PROBLEM TO WORK ON ▸ Examine the records below and count how many lines contain the string "Thema". Give only the number.

EXERCISE INPUT ▸
--------------------------------------------------
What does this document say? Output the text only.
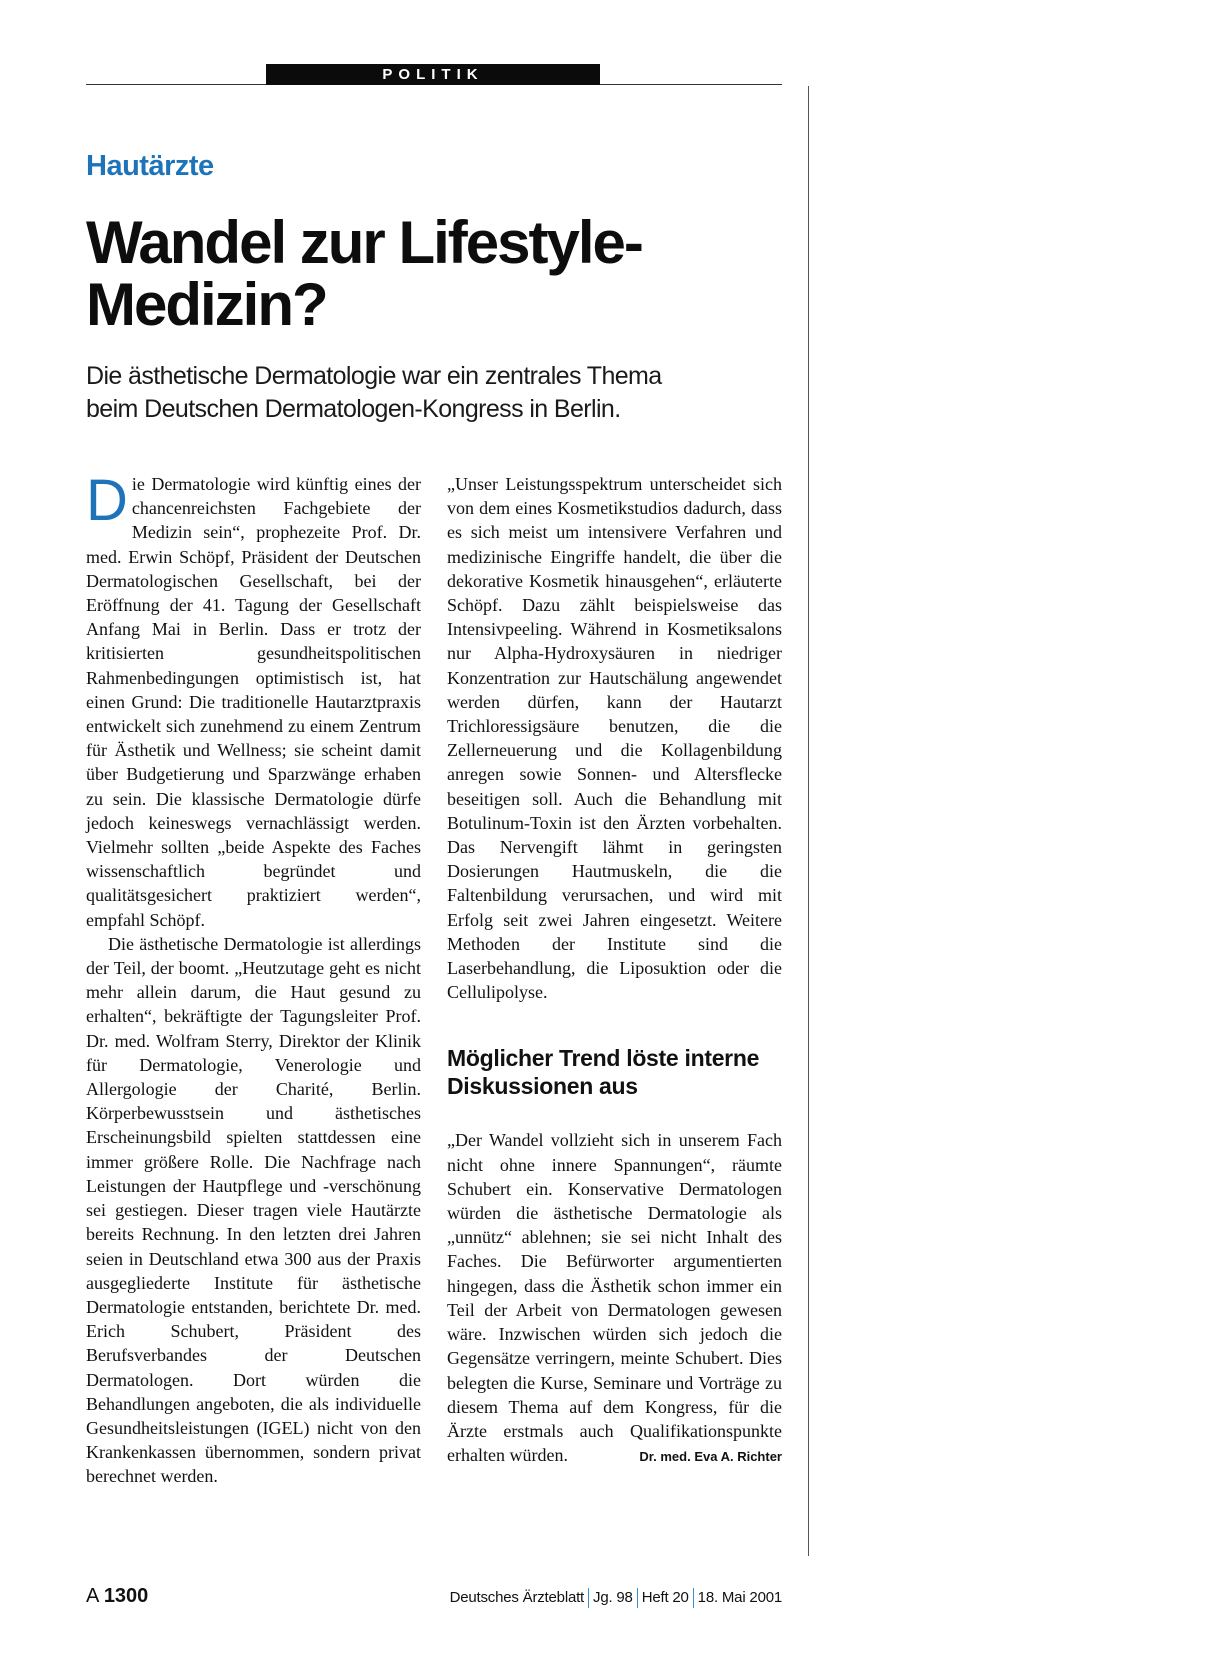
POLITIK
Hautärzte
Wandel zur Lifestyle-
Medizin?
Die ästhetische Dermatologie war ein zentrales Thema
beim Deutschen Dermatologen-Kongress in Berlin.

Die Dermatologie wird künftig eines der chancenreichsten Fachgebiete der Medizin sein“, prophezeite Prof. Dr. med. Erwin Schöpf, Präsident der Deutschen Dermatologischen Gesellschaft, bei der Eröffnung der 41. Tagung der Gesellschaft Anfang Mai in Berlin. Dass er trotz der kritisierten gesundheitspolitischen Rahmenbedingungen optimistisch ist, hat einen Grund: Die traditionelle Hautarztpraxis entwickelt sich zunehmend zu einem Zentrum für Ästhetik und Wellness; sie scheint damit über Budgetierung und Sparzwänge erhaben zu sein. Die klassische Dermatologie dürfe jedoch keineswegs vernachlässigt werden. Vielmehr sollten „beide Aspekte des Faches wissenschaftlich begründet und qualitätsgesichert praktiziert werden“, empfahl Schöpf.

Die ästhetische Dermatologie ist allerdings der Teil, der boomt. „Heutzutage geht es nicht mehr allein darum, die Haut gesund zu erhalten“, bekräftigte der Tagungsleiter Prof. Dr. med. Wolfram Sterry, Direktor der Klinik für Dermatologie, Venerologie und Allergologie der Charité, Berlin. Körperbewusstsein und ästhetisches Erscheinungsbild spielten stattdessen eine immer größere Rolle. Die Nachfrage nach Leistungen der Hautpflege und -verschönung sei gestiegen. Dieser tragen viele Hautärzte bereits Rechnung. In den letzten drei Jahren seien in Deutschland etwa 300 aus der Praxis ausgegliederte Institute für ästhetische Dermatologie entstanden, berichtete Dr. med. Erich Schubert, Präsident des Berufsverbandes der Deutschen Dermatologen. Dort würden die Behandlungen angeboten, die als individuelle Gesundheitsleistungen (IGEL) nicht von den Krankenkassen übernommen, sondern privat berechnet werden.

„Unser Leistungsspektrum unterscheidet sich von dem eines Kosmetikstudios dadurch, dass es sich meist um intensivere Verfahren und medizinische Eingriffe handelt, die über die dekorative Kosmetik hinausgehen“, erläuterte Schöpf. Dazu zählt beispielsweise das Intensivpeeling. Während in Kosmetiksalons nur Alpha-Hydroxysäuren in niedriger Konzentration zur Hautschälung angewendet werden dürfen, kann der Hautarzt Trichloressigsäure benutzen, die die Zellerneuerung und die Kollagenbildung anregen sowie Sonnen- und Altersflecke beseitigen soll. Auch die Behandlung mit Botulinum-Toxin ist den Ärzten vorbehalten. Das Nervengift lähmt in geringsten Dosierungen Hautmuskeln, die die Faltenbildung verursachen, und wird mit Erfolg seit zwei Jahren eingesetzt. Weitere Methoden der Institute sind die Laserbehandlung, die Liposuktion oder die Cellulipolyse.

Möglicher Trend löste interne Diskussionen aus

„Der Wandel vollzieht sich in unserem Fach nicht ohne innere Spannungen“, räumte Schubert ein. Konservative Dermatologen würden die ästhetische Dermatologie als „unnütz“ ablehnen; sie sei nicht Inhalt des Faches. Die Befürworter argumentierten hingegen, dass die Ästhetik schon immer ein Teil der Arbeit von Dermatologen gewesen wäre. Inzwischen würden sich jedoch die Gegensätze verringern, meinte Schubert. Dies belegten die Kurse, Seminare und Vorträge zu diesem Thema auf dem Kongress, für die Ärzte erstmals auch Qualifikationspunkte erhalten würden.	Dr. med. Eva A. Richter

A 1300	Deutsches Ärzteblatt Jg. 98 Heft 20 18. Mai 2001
--------------------------------------------------
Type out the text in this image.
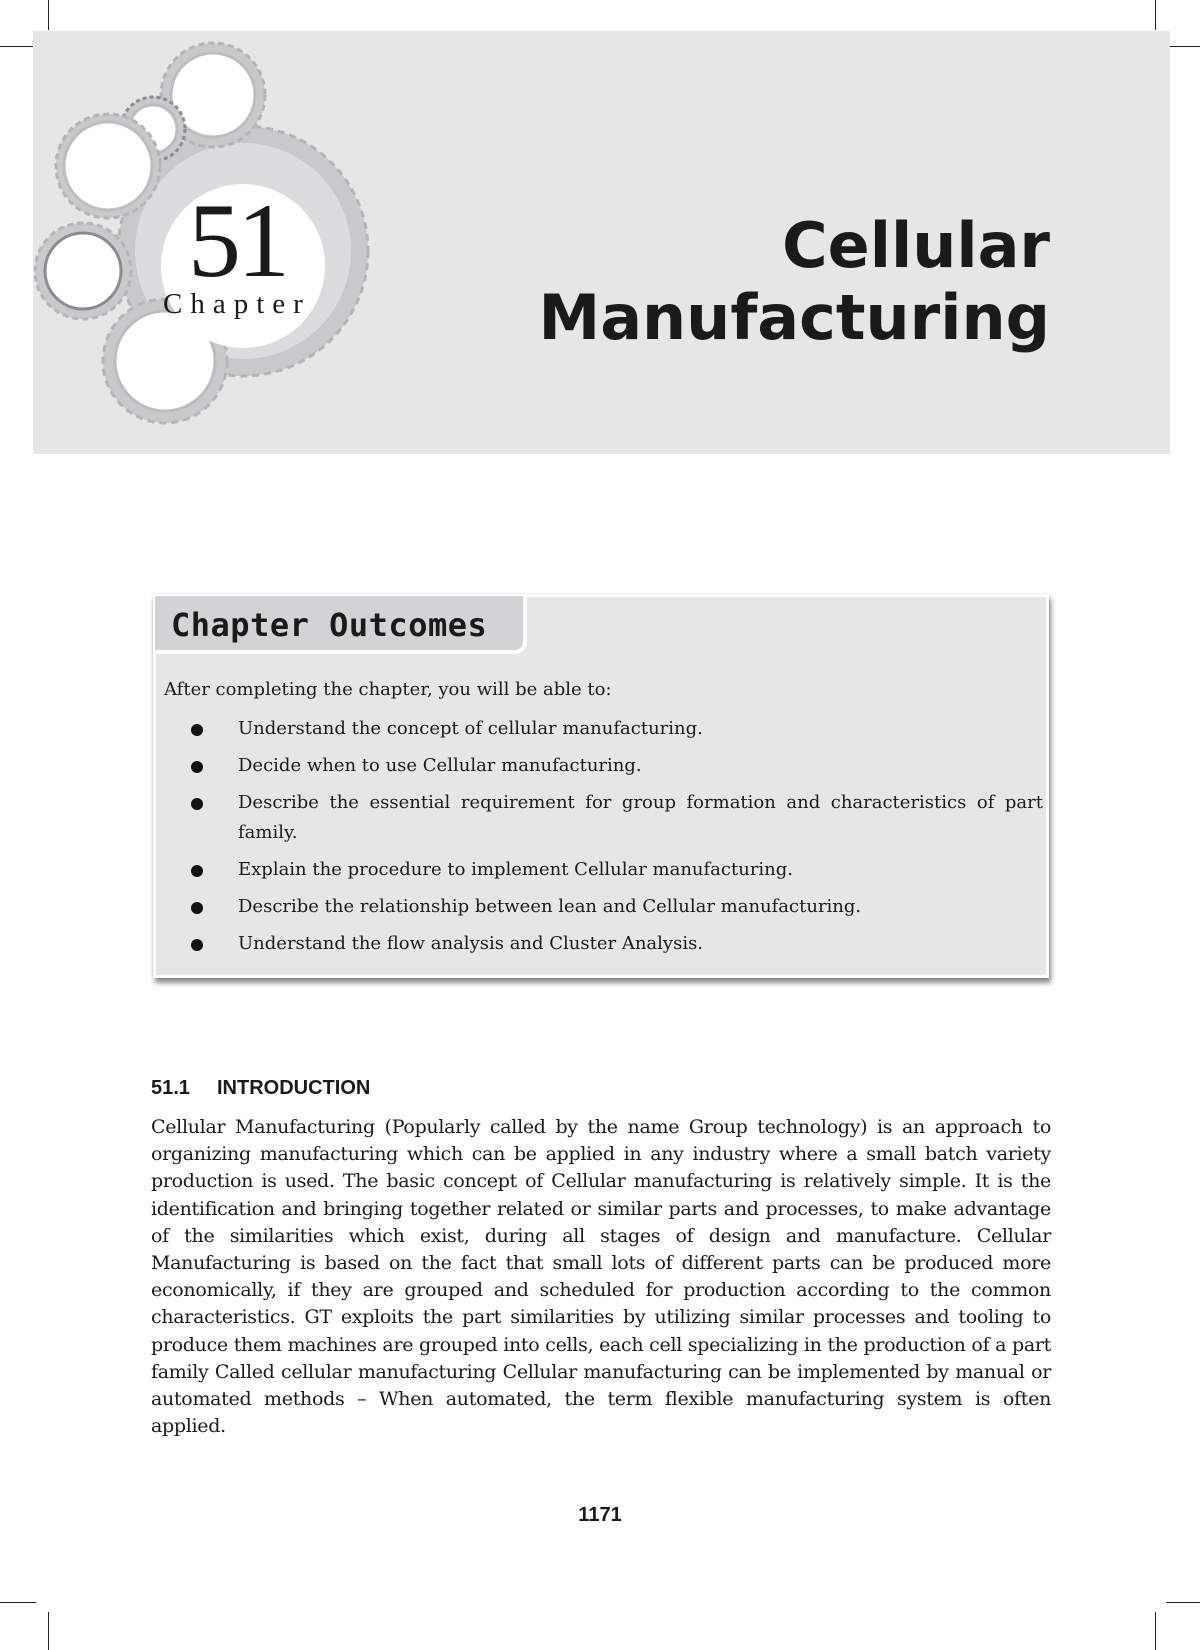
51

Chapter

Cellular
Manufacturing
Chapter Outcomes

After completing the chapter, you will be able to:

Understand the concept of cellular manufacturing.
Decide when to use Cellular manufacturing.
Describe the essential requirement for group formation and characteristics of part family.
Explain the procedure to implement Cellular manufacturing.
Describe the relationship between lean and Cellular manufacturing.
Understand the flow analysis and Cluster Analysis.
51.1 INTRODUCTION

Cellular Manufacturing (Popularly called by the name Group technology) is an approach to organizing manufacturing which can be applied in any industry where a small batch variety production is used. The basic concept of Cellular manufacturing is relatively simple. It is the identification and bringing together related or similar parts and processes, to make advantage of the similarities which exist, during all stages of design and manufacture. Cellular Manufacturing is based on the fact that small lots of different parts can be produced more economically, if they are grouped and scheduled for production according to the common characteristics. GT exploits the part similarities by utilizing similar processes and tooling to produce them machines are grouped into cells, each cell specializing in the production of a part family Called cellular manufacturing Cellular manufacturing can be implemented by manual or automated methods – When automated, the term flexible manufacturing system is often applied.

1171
--------------------------------------------------
RESPONSE ▸ 2